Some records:

START

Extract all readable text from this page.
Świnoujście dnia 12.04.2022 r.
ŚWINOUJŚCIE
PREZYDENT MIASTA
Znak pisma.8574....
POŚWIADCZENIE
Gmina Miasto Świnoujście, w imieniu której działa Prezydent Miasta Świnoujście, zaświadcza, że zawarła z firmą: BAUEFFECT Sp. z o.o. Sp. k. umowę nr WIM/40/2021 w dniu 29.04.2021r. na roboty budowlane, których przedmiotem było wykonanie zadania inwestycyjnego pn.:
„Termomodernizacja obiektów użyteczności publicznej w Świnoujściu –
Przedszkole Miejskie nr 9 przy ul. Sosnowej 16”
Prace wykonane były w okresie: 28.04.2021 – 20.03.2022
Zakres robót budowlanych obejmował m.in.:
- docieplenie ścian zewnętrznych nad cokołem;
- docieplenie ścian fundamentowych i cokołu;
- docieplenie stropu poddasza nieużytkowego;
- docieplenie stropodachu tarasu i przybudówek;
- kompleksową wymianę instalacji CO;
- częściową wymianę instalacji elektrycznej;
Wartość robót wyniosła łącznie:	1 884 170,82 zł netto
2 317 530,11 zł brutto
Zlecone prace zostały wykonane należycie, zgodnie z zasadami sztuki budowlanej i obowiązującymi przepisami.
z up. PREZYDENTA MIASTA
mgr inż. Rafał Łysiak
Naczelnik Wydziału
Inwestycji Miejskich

END

• EXERCISE REQUIREMENTS:
Isolate the lines above that contain the word "robót" and copy them.

• OUTPUT:
Zakres robót budowlanych obejmował m.in.:
Wartość robót wyniosła łącznie:	1 884 170,82 zł netto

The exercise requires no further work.